▶ [INSTRUCTION]:
From the entries that follow, extract each line holding the string "machine".

▶ [DATA FOR THIS TASK]:

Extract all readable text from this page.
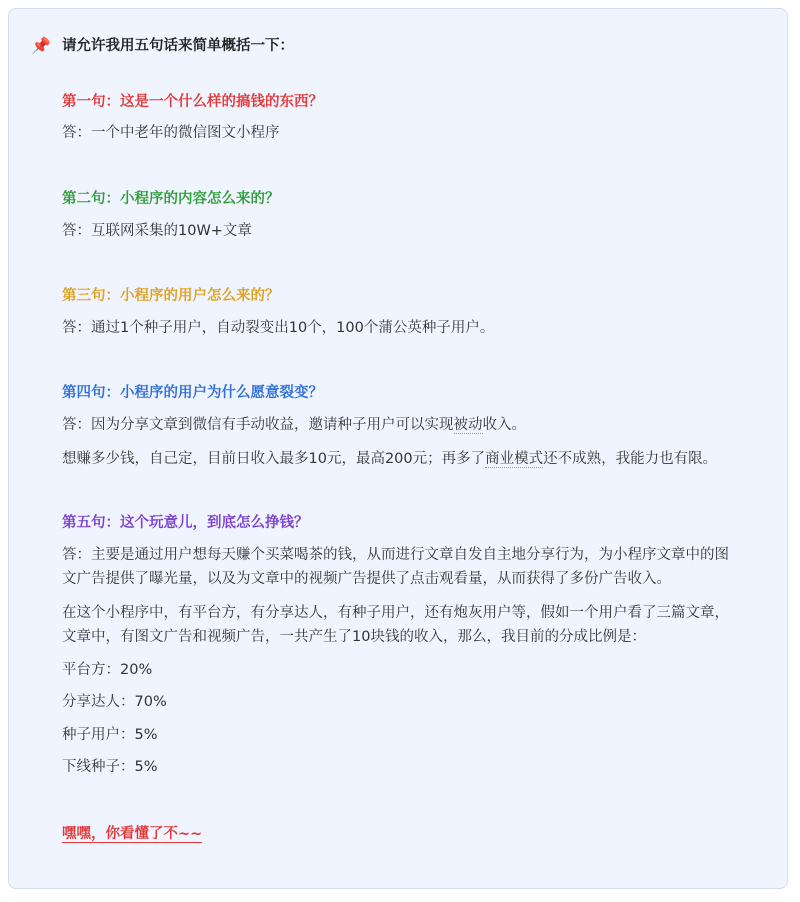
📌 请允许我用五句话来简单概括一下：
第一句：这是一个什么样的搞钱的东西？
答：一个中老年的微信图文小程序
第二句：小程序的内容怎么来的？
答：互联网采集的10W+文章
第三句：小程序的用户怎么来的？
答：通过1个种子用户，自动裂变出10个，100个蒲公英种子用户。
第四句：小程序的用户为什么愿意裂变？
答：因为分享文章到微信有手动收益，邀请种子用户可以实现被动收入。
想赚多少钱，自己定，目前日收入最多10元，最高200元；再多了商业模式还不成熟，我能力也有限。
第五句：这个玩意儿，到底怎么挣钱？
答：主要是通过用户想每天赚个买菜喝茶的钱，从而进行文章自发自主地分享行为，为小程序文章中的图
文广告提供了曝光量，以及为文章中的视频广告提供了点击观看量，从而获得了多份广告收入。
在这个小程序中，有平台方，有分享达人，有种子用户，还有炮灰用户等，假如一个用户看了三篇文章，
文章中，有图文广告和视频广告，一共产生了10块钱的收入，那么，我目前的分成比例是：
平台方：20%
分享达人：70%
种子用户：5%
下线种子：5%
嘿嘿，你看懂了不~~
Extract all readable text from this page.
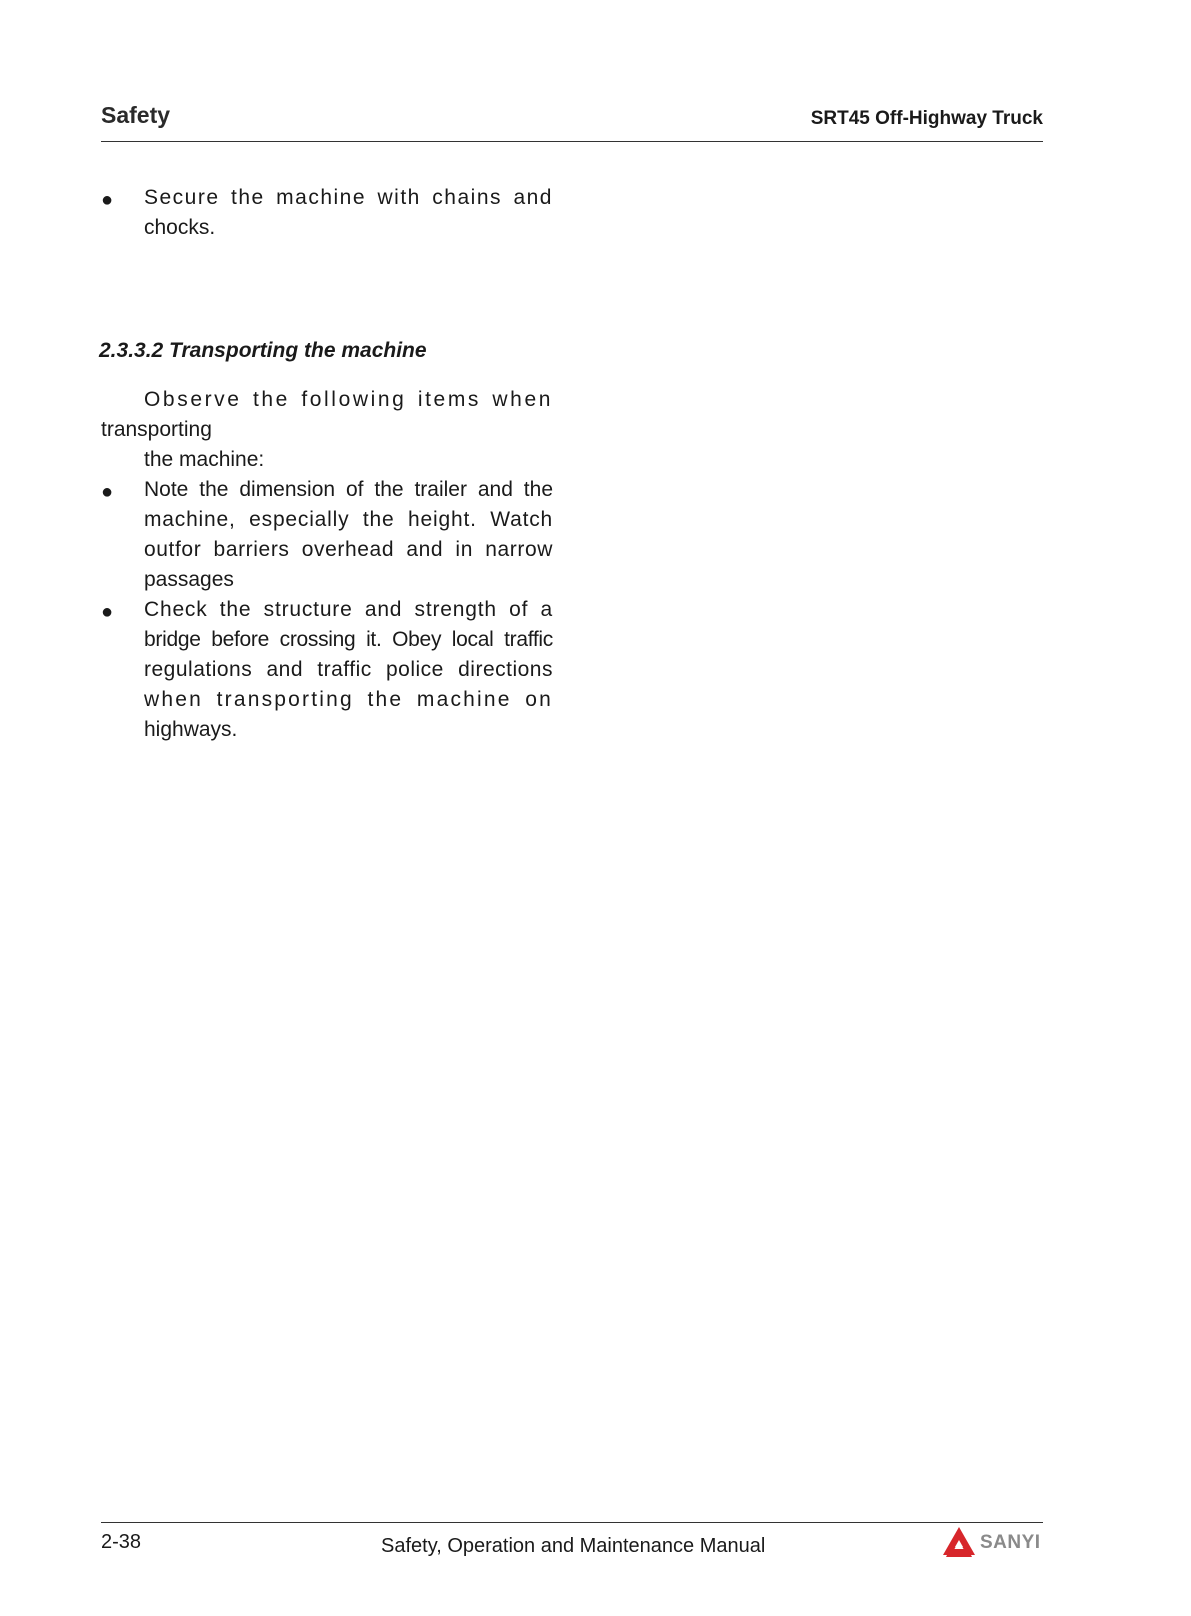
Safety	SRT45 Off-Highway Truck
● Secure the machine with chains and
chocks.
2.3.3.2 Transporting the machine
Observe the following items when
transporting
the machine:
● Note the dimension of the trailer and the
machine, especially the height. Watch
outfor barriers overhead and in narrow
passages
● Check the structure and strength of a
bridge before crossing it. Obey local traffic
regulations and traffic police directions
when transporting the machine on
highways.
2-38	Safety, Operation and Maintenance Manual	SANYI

▶ [FINISHED ANSWER]:
● Secure the machine with chains and
2.3.3.2 Transporting the machine
the machine:
machine, especially the height. Watch
when transporting the machine on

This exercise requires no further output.